# WHAT THE TASK ASKS:
Using the entries that follow, collect the lines where the word "latency" appears.

Dataset records on visual material
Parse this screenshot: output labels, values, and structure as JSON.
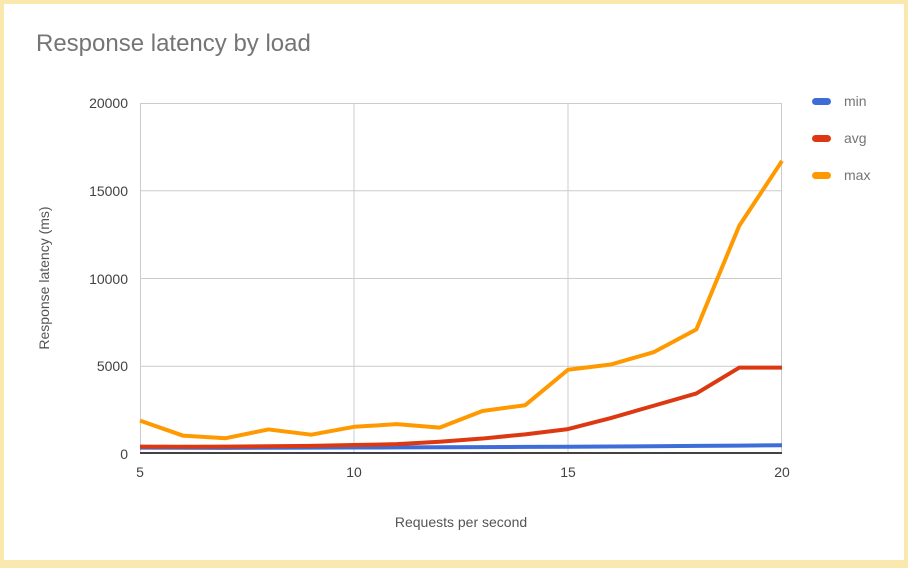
{
  "page": {
    "border_color": "#FAE9AE",
    "background_color": "#FFFFFF"
  },
  "chart_data": {
    "type": "line",
    "title": "Response latency by load",
    "xlabel": "Requests per second",
    "ylabel": "Response latency (ms)",
    "xlim": [
      5,
      20
    ],
    "ylim": [
      0,
      20000
    ],
    "x_ticks": [
      5,
      10,
      15,
      20
    ],
    "y_ticks": [
      0,
      5000,
      10000,
      15000,
      20000
    ],
    "grid": true,
    "legend_position": "right",
    "x": [
      5,
      6,
      7,
      8,
      9,
      10,
      11,
      12,
      13,
      14,
      15,
      16,
      17,
      18,
      19,
      20
    ],
    "series": [
      {
        "name": "min",
        "color": "#3E6DD8",
        "values": [
          360,
          355,
          350,
          355,
          360,
          370,
          375,
          385,
          395,
          405,
          415,
          425,
          440,
          460,
          480,
          500
        ]
      },
      {
        "name": "avg",
        "color": "#DC3912",
        "values": [
          420,
          415,
          420,
          440,
          460,
          510,
          560,
          700,
          880,
          1120,
          1420,
          2050,
          2750,
          3450,
          4920,
          4920
        ]
      },
      {
        "name": "max",
        "color": "#FF9900",
        "values": [
          1900,
          1050,
          900,
          1400,
          1100,
          1550,
          1700,
          1500,
          2450,
          2780,
          4800,
          5100,
          5800,
          7100,
          13000,
          16700
        ]
      }
    ],
    "styles": {
      "gridline_color": "#CCCCCC",
      "baseline_color": "#424242",
      "title_color": "#757575",
      "tick_color": "#424242",
      "axis_title_color": "#545454",
      "legend_text_color": "#757575",
      "line_width": 4
    }
  }
}
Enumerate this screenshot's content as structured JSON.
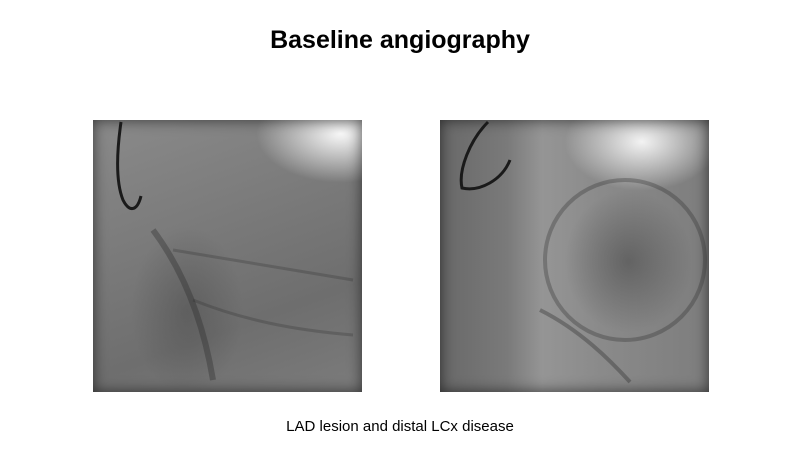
{
  "slide": {
    "title": "Baseline angiography",
    "caption": "LAD lesion and distal LCx disease"
  },
  "images": [
    {
      "name": "left-angiogram",
      "view": "angiography frame"
    },
    {
      "name": "right-angiogram",
      "view": "angiography frame"
    }
  ],
  "colors": {
    "background": "#ffffff",
    "text": "#000000"
  }
}
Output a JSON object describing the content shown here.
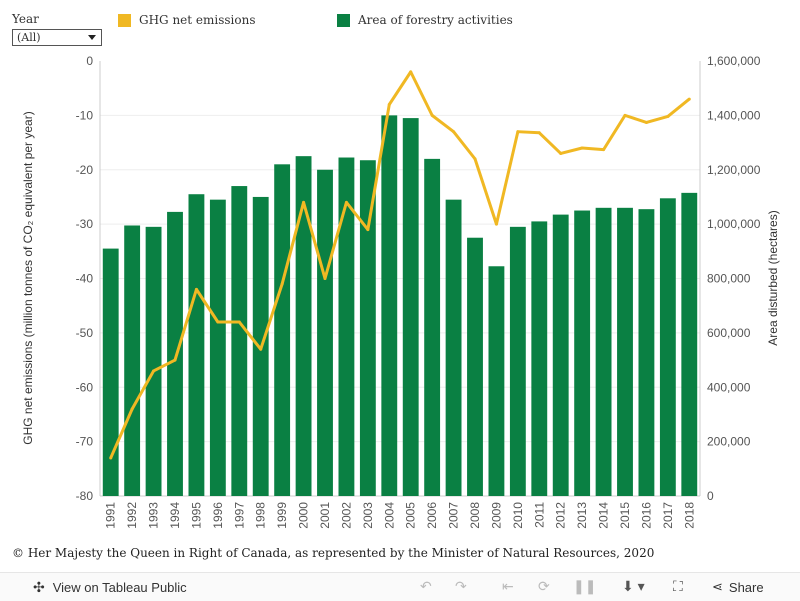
{
  "filter": {
    "label": "Year",
    "selected": "(All)"
  },
  "legend": [
    {
      "label": "GHG net emissions",
      "color": "#f0b823"
    },
    {
      "label": "Area of forestry activities",
      "color": "#0a8043"
    }
  ],
  "chart_data": {
    "type": "bar+line",
    "categories": [
      "1991",
      "1992",
      "1993",
      "1994",
      "1995",
      "1996",
      "1997",
      "1998",
      "1999",
      "2000",
      "2001",
      "2002",
      "2003",
      "2004",
      "2005",
      "2006",
      "2007",
      "2008",
      "2009",
      "2010",
      "2011",
      "2012",
      "2013",
      "2014",
      "2015",
      "2016",
      "2017",
      "2018"
    ],
    "series": [
      {
        "name": "Area of forestry activities",
        "type": "bar",
        "axis": "right",
        "color": "#0a8043",
        "values": [
          910000,
          995000,
          990000,
          1045000,
          1110000,
          1090000,
          1140000,
          1100000,
          1220000,
          1250000,
          1200000,
          1245000,
          1235000,
          1400000,
          1390000,
          1240000,
          1090000,
          950000,
          845000,
          990000,
          1010000,
          1035000,
          1050000,
          1060000,
          1060000,
          1055000,
          1095000,
          1115000
        ]
      },
      {
        "name": "GHG net emissions",
        "type": "line",
        "axis": "left",
        "color": "#f0b823",
        "values": [
          -73,
          -64,
          -57,
          -55,
          -42,
          -48,
          -48,
          -53,
          -41,
          -26,
          -40,
          -26,
          -31,
          -8,
          -2,
          -10,
          -13,
          -18,
          -30,
          -13,
          -13.2,
          -17,
          -16,
          -16.3,
          -10,
          -11.3,
          -10.2,
          -7
        ]
      }
    ],
    "left_axis": {
      "title": "GHG net emissions (million tonnes of CO₂ equivalent per year)",
      "min": -80,
      "max": 0,
      "ticks": [
        0,
        -10,
        -20,
        -30,
        -40,
        -50,
        -60,
        -70,
        -80
      ],
      "tick_labels": [
        "0",
        "-10",
        "-20",
        "-30",
        "-40",
        "-50",
        "-60",
        "-70",
        "-80"
      ]
    },
    "right_axis": {
      "title": "Area disturbed (hectares)",
      "min": 0,
      "max": 1600000,
      "ticks": [
        0,
        200000,
        400000,
        600000,
        800000,
        1000000,
        1200000,
        1400000,
        1600000
      ],
      "tick_labels": [
        "0",
        "200,000",
        "400,000",
        "600,000",
        "800,000",
        "1,000,000",
        "1,200,000",
        "1,400,000",
        "1,600,000"
      ]
    }
  },
  "footer": {
    "copyright": "© Her Majesty the Queen in Right of Canada, as represented by the Minister of Natural Resources, 2020"
  },
  "toolbar": {
    "view_label": "View on Tableau Public",
    "share_label": "Share"
  }
}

# COMPLETE ANSWER:
    "title": "Response latency by load",
    "ylabel": "Response latency (ms)",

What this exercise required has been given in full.